Обращает на себя внимание большая изощренность должностных преступлений в городах, особенно в крупных, чем в сельской местности. В Вятке, например, в июне 1920 г. революционный трибунал рассматривал так называемое «дело 256-ти». Было обнаружено, что в городе существовала организация, занимавшаяся в разгар гражданской войны вербовкой и приемом за деньги и по фальшивым документам дезертиров и здоровых красноармейцев в тыловой батальон по охране сооружений, в который официально могли зачисляться только непригодные к строевой службе. За восемь месяцев услугами этой группы воспользовалось около 600 человек. Решением ревтрибунала 13 человек были приговорены к расстрелу, остальные — к исправительным работам и штрафным ротам сроком от года до пяти лет.[1862] В октябре того же года в Орлове рассматривалось аналогичное дело, в котором в качестве одного из обвиняемых фигурировал служащий уездного военкомата. Преступная группа подделывала свидетельства о болезни и помогла таким образом освободиться от службы в армии 25 красноармейцам. Фальшивые документы оплачивались деньгами или продуктами.[1863] В мае 1921 г. в Яранске судили бывшего уездного военного комиссара, военрука, начальника мобилизационного батальона, начальника канцелярии военкомата, заместителя председателя комитета по борьбе с дезертирством и других должностных лиц и рядовых — всего 54 человека. Подсудимые обвинялись в систематическом взяточничестве с граждан за освобождение от воинской службы и укрывательстве дезертиров, пьянстве и карточной игре на миллионные суммы. Обнаружилось, что уездный военрук на собранные таким путем средства выстроил за городом прекрасный двухэтажный особняк.[1864]
В небольших городах и сельской местности, где контроль губернского центра был затруднен его удаленностью и слабостью инфраструктуры, местные представители власти ощущали себя царьками и вели себя соответственно. Осенью 1919 г. о председателе одного из волисполкомов Глазовского уезда вятская пресса сообщала: «До председательства он был последним в деревне по зажиточности, а теперь у него и тарантас, и телега, две лошади и две коровы, завел весной и жнейку — на все денег хватает».[1865] Заведующий продовольственным отделом волисполкома в Орловском уезде, некто Ф.А. Зубарев, по данным той же газеты, добился красноармейского пайка для своего не мобилизованного сына. В то время, когда населению выдавался 18-фунтовый паек, он возил домой хлеб пудами.[1866] В декабре 1919 г. инструктор-ревизор, направленный Челябинским губкомом РКП(б) в Троицкий ревком, обнаружил, что «...троицкие ответственные работники и члены партии имеют по несколько прислуг и работников, оплачиваются которые из средств ревкома, также имеют по несколько выездных лошадей».[1867] По сообщению одного из подразделений Оренбургского губкома, у сельских жителей были веские причины для недовольства советской властью: «...недовольство большей частью вызывается членами райпродкома, разъезжающими по селам, пьянствуя, берут всевозможные контрибуции за самогон, с обнаженными шашками бегают по улицам, чем подрывают авторитет Советской власти».[1868]
Представление о поведении ответственного работника в деревне, среди односельчан, дает зарисовка, помещенная в 1920 г. в одной из вятских газет:
«Приезжает на родину, в деревню Сарапул[ьского] уезда комиссар и требует от крестьян:
— Дайте мне лошадь и корову.

**Задание**
Сожмите в краткий список абзац исходного текста, начинающийся словами «В небольших городах и сельской местности», сохранив его основные факты.

**Исходные записи**
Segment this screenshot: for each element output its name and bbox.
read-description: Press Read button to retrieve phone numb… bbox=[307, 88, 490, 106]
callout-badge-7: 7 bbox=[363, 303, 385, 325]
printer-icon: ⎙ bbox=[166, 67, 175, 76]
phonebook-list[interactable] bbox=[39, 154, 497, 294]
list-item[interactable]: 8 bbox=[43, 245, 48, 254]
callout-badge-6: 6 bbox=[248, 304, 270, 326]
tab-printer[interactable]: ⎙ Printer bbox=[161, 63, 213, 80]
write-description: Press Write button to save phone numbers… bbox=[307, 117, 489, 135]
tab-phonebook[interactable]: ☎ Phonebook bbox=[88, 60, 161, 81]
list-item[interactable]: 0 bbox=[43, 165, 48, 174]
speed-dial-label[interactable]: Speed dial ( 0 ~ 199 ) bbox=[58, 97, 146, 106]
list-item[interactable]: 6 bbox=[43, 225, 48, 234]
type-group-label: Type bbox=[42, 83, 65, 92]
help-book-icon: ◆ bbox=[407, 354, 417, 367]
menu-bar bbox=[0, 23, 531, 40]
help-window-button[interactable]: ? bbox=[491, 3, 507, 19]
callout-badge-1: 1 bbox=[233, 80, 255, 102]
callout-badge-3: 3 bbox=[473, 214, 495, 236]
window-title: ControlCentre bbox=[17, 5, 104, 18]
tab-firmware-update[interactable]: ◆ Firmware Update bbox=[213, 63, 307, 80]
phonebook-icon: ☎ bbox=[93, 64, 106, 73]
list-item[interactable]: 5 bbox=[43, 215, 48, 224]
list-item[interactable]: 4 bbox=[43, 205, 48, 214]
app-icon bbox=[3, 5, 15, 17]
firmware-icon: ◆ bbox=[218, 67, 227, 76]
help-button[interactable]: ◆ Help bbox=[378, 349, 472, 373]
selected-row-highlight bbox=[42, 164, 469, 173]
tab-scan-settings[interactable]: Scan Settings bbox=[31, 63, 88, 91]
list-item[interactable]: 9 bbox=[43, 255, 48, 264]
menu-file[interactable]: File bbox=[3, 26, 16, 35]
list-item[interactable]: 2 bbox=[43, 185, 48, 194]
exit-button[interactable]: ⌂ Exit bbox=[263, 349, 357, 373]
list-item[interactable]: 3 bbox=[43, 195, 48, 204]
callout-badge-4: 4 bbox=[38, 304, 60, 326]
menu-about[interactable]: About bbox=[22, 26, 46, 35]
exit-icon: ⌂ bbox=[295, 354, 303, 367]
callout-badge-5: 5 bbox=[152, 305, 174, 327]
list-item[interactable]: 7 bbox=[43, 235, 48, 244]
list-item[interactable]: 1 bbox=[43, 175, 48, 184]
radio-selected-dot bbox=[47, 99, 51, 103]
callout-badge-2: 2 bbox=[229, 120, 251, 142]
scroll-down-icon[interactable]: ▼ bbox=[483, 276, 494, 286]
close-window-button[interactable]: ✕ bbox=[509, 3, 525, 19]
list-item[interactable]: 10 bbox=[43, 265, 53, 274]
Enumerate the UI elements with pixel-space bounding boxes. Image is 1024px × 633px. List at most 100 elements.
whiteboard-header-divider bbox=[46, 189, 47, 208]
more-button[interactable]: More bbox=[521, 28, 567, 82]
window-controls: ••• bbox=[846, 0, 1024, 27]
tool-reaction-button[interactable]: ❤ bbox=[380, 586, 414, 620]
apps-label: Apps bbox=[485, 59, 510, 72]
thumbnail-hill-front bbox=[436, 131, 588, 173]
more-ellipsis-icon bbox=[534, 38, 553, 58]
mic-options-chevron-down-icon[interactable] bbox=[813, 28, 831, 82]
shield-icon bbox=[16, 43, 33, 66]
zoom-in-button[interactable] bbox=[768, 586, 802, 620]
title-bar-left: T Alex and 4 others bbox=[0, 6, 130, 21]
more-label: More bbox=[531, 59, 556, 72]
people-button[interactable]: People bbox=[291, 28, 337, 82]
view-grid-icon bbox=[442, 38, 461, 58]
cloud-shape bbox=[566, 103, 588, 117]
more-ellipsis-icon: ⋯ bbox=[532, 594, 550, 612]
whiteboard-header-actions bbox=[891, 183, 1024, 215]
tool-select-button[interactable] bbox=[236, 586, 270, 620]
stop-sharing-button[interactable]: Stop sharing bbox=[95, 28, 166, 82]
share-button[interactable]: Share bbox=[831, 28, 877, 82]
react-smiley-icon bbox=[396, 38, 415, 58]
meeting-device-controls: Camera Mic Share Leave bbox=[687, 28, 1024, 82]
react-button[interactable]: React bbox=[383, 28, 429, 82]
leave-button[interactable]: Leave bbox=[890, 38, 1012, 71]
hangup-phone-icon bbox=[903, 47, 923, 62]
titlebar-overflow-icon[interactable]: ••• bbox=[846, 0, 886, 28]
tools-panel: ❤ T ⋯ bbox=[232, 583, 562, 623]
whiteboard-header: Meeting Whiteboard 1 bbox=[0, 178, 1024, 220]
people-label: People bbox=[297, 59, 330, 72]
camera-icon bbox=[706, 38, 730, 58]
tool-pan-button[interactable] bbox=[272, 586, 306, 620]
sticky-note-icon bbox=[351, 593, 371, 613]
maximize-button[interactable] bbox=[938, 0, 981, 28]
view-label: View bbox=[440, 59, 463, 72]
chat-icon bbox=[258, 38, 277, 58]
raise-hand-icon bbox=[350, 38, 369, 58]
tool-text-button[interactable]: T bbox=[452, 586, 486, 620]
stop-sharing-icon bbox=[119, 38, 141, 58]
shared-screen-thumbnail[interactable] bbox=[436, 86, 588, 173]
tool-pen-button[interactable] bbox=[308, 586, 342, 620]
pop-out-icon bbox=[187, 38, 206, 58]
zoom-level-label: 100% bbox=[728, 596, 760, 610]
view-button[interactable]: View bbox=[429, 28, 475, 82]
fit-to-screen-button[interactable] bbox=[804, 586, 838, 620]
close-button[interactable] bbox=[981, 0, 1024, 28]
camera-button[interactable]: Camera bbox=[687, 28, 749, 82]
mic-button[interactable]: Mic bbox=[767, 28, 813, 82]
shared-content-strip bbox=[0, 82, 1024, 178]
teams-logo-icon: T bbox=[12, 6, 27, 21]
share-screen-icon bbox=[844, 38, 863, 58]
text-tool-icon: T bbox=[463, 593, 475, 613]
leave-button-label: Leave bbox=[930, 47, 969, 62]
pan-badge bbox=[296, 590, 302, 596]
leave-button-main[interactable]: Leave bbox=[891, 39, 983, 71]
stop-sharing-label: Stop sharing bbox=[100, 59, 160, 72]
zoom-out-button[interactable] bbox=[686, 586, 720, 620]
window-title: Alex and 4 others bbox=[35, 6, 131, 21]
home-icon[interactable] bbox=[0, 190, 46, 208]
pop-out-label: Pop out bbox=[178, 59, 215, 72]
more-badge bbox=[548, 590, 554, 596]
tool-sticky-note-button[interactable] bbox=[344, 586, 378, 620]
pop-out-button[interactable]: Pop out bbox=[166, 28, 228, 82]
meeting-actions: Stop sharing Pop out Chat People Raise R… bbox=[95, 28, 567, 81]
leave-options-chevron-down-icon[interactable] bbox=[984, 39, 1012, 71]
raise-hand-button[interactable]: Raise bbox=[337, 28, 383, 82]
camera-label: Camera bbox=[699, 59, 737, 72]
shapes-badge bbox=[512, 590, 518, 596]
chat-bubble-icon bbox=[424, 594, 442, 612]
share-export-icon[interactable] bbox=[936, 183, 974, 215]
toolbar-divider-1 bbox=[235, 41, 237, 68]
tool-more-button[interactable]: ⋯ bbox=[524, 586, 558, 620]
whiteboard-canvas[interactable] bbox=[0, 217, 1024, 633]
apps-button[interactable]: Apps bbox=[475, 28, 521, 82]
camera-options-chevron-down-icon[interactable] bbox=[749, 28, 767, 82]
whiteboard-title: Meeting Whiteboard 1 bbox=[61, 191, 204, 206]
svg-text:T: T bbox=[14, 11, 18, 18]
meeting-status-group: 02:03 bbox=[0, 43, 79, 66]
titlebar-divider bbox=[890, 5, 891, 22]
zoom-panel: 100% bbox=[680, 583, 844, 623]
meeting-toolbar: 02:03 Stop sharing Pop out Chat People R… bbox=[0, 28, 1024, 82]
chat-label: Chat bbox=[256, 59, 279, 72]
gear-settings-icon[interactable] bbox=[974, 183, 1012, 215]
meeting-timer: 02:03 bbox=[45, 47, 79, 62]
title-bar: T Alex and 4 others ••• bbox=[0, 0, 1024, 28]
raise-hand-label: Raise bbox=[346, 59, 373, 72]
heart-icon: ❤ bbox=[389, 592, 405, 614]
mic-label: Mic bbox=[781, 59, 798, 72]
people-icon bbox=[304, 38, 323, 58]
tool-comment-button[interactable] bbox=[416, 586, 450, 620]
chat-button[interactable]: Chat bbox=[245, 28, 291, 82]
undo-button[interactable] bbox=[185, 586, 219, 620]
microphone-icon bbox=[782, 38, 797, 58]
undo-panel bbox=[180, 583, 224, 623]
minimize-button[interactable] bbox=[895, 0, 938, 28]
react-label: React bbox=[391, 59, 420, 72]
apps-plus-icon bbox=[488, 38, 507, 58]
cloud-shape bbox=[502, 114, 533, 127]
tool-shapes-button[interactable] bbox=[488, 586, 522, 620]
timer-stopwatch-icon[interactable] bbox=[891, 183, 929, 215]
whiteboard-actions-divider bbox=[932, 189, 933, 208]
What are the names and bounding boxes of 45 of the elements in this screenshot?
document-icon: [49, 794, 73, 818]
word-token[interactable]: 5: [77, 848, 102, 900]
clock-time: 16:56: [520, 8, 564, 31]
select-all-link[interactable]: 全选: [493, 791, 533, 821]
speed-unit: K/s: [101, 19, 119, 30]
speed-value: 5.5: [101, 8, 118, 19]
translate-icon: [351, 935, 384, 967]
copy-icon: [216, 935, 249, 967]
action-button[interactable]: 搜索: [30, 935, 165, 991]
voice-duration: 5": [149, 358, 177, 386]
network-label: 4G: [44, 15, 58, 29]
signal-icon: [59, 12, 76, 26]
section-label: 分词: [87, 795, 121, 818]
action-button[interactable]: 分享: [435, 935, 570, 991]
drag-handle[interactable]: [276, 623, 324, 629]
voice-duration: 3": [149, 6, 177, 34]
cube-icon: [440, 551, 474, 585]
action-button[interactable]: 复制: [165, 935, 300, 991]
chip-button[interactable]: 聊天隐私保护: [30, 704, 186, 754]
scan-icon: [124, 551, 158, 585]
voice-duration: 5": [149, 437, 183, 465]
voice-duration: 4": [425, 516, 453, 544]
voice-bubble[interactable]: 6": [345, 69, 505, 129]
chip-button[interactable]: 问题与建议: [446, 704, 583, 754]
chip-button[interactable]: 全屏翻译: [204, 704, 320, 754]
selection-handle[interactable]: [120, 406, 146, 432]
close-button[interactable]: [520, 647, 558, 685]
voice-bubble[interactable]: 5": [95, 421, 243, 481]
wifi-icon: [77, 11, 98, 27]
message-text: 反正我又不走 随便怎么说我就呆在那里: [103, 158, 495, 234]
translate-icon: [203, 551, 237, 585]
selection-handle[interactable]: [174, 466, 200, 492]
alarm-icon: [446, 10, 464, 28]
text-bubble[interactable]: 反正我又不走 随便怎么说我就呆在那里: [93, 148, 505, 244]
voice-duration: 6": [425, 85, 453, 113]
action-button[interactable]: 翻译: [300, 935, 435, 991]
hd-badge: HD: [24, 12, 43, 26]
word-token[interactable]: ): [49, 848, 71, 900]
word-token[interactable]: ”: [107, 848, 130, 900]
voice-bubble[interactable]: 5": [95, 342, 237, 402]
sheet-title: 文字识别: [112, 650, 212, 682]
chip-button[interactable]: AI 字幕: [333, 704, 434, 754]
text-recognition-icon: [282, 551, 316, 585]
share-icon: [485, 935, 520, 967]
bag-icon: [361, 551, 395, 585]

**Полученный результат**
- В небольших городах и сельской местности губернскому центру было трудно контролировать местных представителей власти из-за удаленности и слабой инфраструктуры. Поэтому те ощущали себя царьками и вели себя соответственно.
- Осенью 1919 г. вятская пресса писала о председателе одного из волисполкомов Глазовского уезда. До избрания он был беднейшим в деревне, а затем обзавелся тарантасом, телегой, двумя лошадьми, двумя коровами и жнейкой.
- По данным той же газеты, заведующий продовольственным отделом волисполкома в Орловском уезде Ф.А. Зубарев добился красноармейского пайка для своего немобилизованного сына. Населению тогда выдавали 18-фунтовый паек, а он возил домой хлеб пудами.
- В декабре 1919 г. инструктор-ревизор Челябинского губкома РКП(б) обнаружил в Троицком ревкоме злоупотребления. Ответственные работники и члены партии содержали по несколько прислуг и работников на средства ревкома и имели по несколько выездных лошадей.
- По сообщению подразделения Оренбургского губкома, недовольство сельских жителей вызывали члены райпродкома. Они пьянствовали, брали контрибуции за самогон и бегали по улицам с обнаженными шашками, подрывая авторитет советской власти.